> **ENTRIES SHOWN**:
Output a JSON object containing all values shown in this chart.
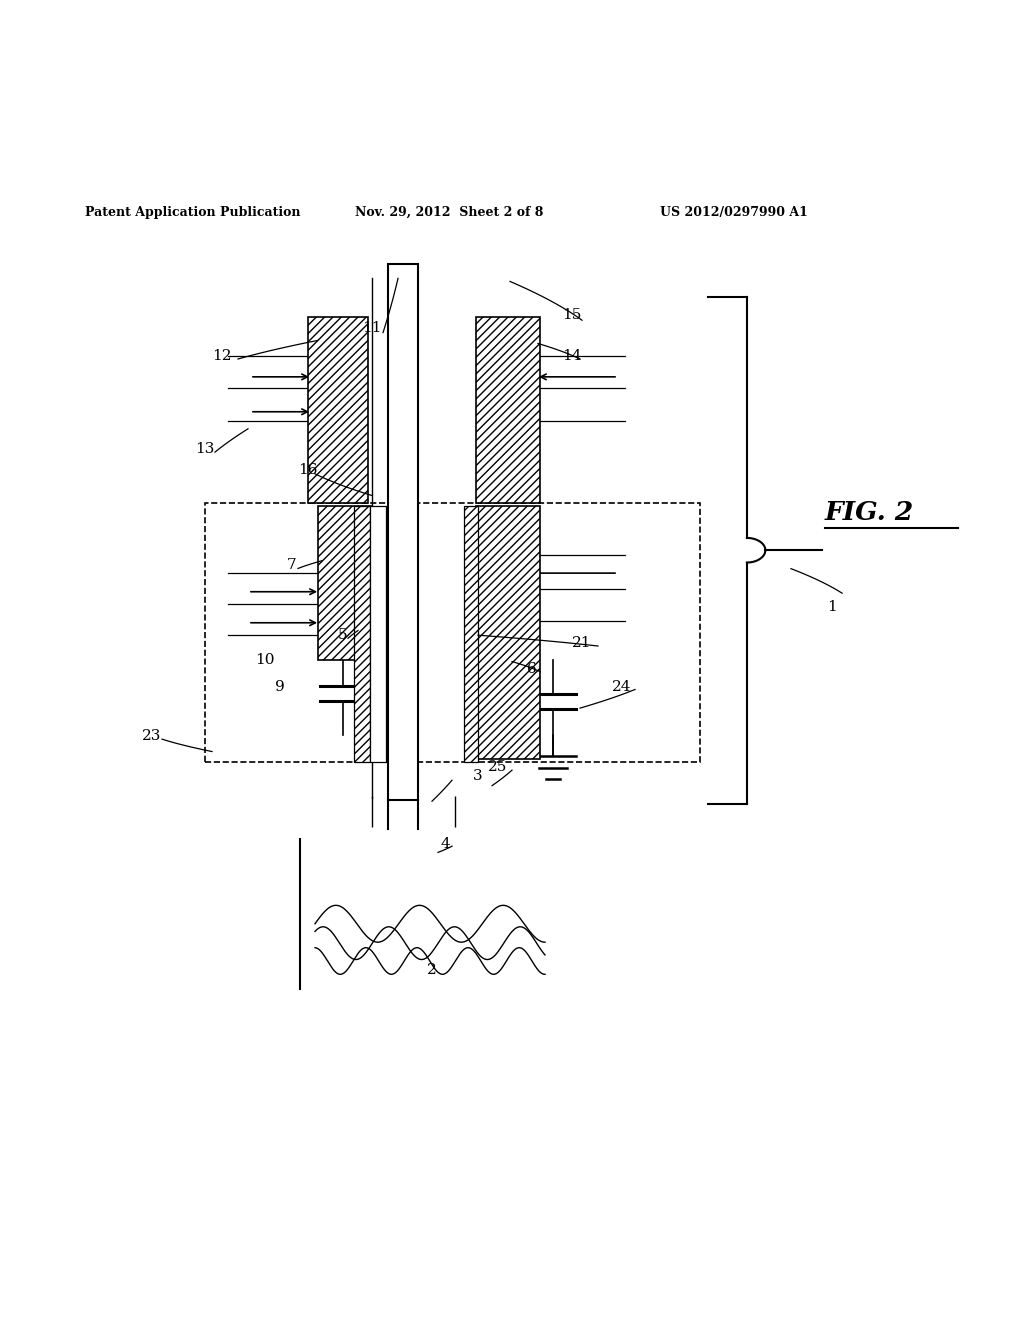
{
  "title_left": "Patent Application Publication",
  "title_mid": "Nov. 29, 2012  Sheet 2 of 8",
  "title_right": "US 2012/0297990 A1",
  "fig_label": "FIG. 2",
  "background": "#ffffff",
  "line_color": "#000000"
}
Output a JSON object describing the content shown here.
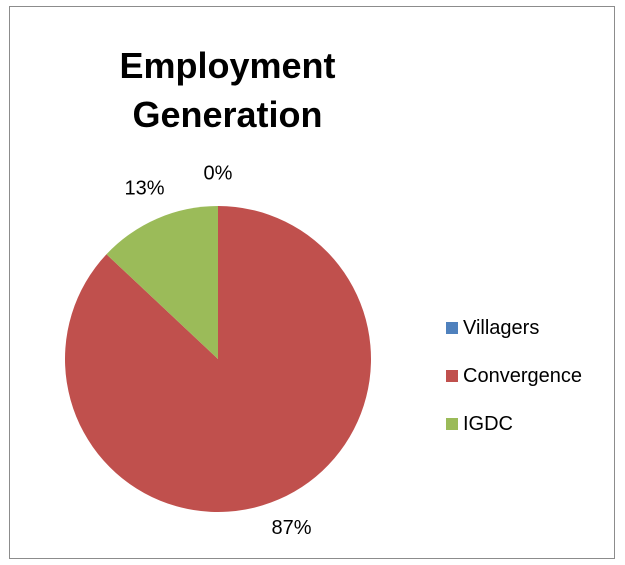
---
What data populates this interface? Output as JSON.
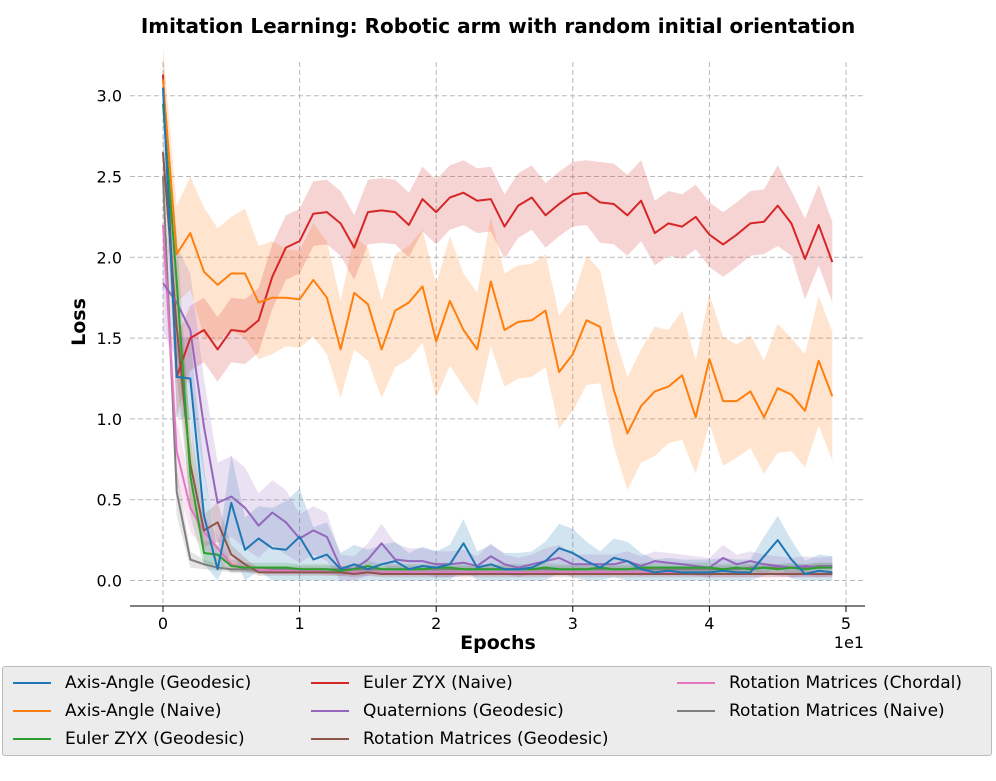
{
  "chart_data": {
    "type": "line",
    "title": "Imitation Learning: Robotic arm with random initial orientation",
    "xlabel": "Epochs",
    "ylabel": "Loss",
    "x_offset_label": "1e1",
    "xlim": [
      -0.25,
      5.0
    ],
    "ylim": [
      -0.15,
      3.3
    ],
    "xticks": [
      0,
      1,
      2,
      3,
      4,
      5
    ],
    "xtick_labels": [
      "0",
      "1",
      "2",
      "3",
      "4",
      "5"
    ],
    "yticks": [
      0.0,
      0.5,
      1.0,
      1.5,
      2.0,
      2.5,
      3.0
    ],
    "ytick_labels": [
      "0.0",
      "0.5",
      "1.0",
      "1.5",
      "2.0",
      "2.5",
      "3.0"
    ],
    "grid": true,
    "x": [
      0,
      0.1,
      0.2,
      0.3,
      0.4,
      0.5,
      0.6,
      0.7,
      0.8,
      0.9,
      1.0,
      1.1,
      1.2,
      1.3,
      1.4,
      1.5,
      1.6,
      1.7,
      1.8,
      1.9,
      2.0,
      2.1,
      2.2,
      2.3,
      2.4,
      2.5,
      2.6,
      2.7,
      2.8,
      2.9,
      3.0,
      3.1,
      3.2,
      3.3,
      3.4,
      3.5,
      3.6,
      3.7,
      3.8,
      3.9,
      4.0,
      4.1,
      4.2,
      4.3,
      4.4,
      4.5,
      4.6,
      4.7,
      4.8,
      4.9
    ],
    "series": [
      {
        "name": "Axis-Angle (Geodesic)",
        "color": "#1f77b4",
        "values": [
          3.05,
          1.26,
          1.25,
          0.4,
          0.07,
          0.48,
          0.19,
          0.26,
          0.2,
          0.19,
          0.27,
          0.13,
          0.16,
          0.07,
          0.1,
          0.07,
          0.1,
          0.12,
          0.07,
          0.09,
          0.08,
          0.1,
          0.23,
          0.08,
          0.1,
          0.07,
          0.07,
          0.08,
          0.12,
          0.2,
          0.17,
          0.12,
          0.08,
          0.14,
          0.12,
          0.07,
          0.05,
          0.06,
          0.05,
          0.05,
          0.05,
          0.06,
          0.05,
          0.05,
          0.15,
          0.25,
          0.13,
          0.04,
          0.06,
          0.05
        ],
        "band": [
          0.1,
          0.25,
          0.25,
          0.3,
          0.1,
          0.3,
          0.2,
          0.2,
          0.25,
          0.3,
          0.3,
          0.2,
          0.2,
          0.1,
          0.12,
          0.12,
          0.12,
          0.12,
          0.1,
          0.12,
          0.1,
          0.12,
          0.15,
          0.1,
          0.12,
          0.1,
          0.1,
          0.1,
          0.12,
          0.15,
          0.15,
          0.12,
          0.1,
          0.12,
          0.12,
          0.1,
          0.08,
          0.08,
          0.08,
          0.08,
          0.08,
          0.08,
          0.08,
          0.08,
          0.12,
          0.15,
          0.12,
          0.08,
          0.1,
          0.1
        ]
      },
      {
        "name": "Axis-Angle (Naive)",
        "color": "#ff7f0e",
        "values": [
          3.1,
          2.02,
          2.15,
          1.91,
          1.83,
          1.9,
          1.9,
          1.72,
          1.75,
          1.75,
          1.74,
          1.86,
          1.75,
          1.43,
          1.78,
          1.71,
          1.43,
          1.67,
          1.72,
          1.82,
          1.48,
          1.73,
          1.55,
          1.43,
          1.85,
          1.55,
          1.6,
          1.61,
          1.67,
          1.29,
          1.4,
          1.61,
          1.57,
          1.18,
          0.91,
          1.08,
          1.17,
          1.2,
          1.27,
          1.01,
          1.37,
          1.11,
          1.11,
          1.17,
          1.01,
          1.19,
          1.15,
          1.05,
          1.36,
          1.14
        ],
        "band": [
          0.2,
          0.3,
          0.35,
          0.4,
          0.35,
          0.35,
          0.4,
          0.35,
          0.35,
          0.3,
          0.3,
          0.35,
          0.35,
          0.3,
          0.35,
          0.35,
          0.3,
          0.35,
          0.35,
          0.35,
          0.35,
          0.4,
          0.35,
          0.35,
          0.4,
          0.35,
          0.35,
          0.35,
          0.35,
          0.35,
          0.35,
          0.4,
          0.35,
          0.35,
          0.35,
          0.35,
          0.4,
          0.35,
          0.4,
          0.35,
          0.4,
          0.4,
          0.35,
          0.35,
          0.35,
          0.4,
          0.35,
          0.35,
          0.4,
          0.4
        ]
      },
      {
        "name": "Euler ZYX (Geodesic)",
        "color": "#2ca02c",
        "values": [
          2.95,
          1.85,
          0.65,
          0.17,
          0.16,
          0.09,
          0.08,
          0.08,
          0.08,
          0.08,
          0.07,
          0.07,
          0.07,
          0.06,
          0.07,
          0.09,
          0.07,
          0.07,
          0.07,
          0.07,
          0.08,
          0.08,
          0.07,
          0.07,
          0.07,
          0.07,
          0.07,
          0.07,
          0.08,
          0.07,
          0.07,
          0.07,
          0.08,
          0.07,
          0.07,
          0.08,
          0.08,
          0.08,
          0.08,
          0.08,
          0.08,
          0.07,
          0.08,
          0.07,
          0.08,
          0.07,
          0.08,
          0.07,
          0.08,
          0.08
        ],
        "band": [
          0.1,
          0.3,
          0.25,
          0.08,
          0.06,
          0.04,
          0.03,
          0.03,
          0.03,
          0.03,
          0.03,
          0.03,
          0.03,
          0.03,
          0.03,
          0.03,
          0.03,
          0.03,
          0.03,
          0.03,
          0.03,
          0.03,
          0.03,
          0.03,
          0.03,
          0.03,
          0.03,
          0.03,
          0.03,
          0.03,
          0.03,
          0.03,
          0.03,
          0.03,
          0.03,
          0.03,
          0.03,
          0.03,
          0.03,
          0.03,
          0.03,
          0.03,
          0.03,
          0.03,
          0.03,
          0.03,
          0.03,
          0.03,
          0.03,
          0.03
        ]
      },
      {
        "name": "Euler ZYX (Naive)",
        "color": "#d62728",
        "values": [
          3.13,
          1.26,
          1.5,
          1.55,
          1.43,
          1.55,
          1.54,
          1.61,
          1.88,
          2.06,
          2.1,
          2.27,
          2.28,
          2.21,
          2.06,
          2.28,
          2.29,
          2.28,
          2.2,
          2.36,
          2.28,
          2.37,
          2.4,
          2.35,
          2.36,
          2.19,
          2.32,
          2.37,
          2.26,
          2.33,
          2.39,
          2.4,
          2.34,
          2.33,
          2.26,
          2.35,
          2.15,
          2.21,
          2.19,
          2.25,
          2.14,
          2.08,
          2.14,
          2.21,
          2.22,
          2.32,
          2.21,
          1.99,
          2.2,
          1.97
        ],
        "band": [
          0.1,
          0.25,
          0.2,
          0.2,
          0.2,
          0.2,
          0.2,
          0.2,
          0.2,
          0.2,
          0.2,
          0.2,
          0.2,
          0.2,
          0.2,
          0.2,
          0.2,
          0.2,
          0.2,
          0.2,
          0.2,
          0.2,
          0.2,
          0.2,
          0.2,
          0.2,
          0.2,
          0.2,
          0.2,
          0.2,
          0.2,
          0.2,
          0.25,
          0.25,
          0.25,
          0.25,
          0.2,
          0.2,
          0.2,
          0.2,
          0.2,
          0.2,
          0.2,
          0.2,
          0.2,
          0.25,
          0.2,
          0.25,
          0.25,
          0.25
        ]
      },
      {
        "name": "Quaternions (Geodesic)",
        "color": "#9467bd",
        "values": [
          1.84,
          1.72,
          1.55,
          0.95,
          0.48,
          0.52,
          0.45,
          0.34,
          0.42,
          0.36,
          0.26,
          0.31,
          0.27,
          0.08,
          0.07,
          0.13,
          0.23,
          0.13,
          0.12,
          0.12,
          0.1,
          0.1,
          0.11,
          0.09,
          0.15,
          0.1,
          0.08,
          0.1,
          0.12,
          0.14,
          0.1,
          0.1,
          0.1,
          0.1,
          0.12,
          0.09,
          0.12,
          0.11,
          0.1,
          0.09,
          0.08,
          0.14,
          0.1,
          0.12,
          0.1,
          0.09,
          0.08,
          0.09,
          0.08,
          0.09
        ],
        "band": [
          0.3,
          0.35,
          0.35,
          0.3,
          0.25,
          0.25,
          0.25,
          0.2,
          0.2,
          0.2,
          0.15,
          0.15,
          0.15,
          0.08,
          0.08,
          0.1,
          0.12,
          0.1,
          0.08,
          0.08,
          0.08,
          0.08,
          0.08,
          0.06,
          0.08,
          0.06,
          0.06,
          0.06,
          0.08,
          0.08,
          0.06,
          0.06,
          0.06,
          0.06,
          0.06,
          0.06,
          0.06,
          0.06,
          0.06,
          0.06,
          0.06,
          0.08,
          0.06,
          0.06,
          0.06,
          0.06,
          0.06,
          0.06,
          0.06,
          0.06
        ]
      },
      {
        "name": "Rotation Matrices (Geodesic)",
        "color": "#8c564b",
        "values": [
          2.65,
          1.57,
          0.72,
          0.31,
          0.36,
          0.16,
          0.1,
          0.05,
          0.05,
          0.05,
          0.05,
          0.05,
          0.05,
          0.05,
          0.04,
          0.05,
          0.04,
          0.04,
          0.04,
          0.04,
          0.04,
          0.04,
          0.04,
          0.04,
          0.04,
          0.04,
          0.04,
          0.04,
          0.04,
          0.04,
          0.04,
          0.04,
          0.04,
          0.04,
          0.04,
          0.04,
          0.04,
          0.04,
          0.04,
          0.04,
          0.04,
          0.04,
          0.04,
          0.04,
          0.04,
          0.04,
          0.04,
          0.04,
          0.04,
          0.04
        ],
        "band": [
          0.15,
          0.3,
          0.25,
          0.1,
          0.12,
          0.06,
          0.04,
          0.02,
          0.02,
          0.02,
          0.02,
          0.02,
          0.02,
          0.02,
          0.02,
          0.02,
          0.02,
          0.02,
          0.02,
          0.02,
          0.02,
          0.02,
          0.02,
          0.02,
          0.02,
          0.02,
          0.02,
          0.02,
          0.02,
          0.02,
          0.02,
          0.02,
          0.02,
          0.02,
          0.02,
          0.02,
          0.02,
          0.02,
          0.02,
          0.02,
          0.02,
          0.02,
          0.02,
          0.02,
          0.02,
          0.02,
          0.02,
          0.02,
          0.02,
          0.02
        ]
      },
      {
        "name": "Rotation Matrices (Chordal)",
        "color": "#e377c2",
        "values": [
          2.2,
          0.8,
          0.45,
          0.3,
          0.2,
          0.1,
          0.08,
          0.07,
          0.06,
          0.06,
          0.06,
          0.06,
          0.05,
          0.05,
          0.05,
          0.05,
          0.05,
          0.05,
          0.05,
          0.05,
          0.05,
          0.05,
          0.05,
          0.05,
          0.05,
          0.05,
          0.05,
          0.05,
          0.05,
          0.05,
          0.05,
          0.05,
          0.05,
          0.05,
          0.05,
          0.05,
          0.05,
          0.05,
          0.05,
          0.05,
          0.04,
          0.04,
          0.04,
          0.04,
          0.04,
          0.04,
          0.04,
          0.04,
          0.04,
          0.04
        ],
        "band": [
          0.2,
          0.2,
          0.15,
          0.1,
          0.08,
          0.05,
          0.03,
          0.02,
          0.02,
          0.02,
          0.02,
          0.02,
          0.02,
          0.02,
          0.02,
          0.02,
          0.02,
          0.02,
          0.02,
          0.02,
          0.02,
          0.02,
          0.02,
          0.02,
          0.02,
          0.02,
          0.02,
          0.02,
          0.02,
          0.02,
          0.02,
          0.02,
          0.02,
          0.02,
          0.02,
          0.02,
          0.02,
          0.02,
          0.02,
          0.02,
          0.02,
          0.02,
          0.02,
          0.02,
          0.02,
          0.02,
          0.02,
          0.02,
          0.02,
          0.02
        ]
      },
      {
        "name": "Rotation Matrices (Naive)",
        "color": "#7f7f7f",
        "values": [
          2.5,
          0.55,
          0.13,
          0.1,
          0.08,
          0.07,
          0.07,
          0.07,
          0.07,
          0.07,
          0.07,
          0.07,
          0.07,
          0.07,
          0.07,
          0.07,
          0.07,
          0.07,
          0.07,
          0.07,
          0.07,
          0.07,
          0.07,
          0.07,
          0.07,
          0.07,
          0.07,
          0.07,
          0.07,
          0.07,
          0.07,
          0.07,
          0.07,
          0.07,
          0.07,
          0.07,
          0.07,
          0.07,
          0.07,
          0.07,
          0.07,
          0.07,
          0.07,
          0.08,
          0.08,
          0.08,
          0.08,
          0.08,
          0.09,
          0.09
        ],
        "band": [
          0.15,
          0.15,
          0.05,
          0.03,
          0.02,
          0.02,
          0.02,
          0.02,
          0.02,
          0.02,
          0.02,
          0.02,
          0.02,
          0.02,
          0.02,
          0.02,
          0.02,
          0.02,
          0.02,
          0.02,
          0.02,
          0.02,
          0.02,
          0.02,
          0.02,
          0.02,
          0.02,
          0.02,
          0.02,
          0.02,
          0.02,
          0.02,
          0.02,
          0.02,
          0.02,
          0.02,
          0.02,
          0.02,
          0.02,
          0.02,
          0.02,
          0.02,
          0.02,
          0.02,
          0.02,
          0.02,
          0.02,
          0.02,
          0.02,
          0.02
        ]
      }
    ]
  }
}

> **SET PROBLEM**:
Extract exactly the lines running from the line containing "Output a JSON object containing" to the line containing "Output a JSON object describing", with both end lines included and all pictures left out.

> **EXERCISE SOLUTION**:
Output a JSON object containing all values shown in this chart.
{
  "title_left": "Patent Application Publication",
  "title_mid": "Nov. 29, 2012  Sheet 2 of 8",
  "title_right": "US 2012/0297990 A1",
  "fig_label": "FIG. 2",
  "background": "#ffffff",
  "line_color": "#000000"
}
Output a JSON object describing the content shown here.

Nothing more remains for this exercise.